### MATERIAL SHOWN
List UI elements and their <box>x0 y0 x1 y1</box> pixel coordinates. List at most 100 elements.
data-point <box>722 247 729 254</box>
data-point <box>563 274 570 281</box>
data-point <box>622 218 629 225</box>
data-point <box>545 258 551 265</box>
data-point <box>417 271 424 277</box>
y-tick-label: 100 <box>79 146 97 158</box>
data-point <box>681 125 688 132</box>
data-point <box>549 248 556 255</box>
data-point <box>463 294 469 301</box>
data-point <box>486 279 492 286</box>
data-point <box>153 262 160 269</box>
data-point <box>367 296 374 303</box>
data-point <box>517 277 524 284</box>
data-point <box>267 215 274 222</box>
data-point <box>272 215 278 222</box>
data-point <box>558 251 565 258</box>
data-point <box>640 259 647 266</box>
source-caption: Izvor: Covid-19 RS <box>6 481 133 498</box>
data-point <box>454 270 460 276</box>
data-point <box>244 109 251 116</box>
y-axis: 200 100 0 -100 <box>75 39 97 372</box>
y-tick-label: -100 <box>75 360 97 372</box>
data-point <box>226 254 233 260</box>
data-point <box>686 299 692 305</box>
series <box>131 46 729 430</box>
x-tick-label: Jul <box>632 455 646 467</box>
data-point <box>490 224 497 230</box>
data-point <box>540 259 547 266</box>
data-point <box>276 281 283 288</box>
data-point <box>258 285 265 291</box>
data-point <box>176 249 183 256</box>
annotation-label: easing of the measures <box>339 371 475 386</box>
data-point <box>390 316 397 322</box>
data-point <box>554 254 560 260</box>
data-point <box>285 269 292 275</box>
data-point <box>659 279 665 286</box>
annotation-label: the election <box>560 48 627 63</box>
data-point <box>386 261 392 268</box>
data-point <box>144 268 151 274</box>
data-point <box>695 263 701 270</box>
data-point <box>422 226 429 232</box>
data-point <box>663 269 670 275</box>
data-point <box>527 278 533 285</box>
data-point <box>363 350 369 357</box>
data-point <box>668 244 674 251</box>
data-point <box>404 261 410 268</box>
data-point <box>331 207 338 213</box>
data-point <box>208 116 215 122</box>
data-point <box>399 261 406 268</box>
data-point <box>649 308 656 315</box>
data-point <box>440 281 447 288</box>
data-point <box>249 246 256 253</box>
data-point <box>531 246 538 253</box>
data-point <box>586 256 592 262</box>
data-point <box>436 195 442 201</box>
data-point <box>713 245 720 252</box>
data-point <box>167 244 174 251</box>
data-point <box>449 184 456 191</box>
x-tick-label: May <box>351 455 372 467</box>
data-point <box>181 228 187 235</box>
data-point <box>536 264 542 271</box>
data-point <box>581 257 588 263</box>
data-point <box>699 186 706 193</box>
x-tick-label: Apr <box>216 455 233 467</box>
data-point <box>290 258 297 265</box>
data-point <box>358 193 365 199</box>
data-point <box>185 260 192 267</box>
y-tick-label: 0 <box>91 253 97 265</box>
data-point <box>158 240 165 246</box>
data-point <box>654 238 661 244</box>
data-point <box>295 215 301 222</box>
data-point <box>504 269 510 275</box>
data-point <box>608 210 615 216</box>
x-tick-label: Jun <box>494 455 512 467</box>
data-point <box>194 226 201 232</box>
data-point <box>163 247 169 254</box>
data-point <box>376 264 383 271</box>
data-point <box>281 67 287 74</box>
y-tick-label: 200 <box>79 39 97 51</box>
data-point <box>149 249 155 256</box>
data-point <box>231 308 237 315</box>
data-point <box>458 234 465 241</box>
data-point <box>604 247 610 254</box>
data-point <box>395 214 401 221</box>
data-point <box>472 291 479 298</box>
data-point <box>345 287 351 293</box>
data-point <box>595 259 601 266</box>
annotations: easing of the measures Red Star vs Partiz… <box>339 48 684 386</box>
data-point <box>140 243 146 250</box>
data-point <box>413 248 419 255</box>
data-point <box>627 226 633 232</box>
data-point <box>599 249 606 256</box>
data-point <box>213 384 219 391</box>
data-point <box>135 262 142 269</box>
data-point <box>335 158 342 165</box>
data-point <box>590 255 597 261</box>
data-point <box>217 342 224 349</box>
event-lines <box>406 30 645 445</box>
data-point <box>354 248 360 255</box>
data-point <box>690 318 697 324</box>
######
**WRITTEN EXERCISE:** Edit the rows above so that "data-point" becomes "marker" wherever it occurs, and keep everything else unchanged.

**SOLUTION FOR THIS TASK:**
List UI elements and their <box>x0 y0 x1 y1</box> pixel coordinates. List at most 100 elements.
marker <box>722 247 729 254</box>
marker <box>563 274 570 281</box>
marker <box>622 218 629 225</box>
marker <box>545 258 551 265</box>
marker <box>417 271 424 277</box>
y-tick-label: 100 <box>79 146 97 158</box>
marker <box>681 125 688 132</box>
marker <box>549 248 556 255</box>
marker <box>463 294 469 301</box>
marker <box>486 279 492 286</box>
marker <box>153 262 160 269</box>
marker <box>367 296 374 303</box>
marker <box>517 277 524 284</box>
marker <box>267 215 274 222</box>
marker <box>272 215 278 222</box>
marker <box>558 251 565 258</box>
marker <box>640 259 647 266</box>
source-caption: Izvor: Covid-19 RS <box>6 481 133 498</box>
marker <box>454 270 460 276</box>
marker <box>244 109 251 116</box>
y-axis: 200 100 0 -100 <box>75 39 97 372</box>
y-tick-label: -100 <box>75 360 97 372</box>
marker <box>226 254 233 260</box>
marker <box>686 299 692 305</box>
series <box>131 46 729 430</box>
x-tick-label: Jul <box>632 455 646 467</box>
marker <box>490 224 497 230</box>
marker <box>540 259 547 266</box>
marker <box>276 281 283 288</box>
marker <box>258 285 265 291</box>
marker <box>176 249 183 256</box>
annotation-label: easing of the measures <box>339 371 475 386</box>
marker <box>390 316 397 322</box>
marker <box>554 254 560 260</box>
marker <box>285 269 292 275</box>
marker <box>659 279 665 286</box>
annotation-label: the election <box>560 48 627 63</box>
marker <box>386 261 392 268</box>
marker <box>144 268 151 274</box>
marker <box>695 263 701 270</box>
marker <box>422 226 429 232</box>
marker <box>663 269 670 275</box>
marker <box>527 278 533 285</box>
marker <box>363 350 369 357</box>
marker <box>668 244 674 251</box>
marker <box>404 261 410 268</box>
marker <box>331 207 338 213</box>
marker <box>208 116 215 122</box>
marker <box>399 261 406 268</box>
marker <box>649 308 656 315</box>
marker <box>440 281 447 288</box>
marker <box>249 246 256 253</box>
marker <box>531 246 538 253</box>
marker <box>586 256 592 262</box>
marker <box>436 195 442 201</box>
marker <box>713 245 720 252</box>
marker <box>167 244 174 251</box>
marker <box>449 184 456 191</box>
x-tick-label: May <box>351 455 372 467</box>
marker <box>181 228 187 235</box>
marker <box>536 264 542 271</box>
marker <box>581 257 588 263</box>
marker <box>699 186 706 193</box>
x-tick-label: Apr <box>216 455 233 467</box>
marker <box>290 258 297 265</box>
marker <box>358 193 365 199</box>
marker <box>185 260 192 267</box>
y-tick-label: 0 <box>91 253 97 265</box>
marker <box>158 240 165 246</box>
marker <box>654 238 661 244</box>
marker <box>295 215 301 222</box>
marker <box>504 269 510 275</box>
marker <box>608 210 615 216</box>
x-tick-label: Jun <box>494 455 512 467</box>
marker <box>194 226 201 232</box>
marker <box>163 247 169 254</box>
marker <box>376 264 383 271</box>
marker <box>281 67 287 74</box>
y-tick-label: 200 <box>79 39 97 51</box>
marker <box>149 249 155 256</box>
marker <box>231 308 237 315</box>
marker <box>458 234 465 241</box>
marker <box>604 247 610 254</box>
marker <box>395 214 401 221</box>
marker <box>472 291 479 298</box>
marker <box>345 287 351 293</box>
marker <box>595 259 601 266</box>
annotations: easing of the measures Red Star vs Partiz… <box>339 48 684 386</box>
marker <box>140 243 146 250</box>
marker <box>413 248 419 255</box>
marker <box>627 226 633 232</box>
marker <box>599 249 606 256</box>
marker <box>213 384 219 391</box>
marker <box>135 262 142 269</box>
marker <box>335 158 342 165</box>
marker <box>590 255 597 261</box>
marker <box>217 342 224 349</box>
event-lines <box>406 30 645 445</box>
marker <box>354 248 360 255</box>
marker <box>690 318 697 324</box>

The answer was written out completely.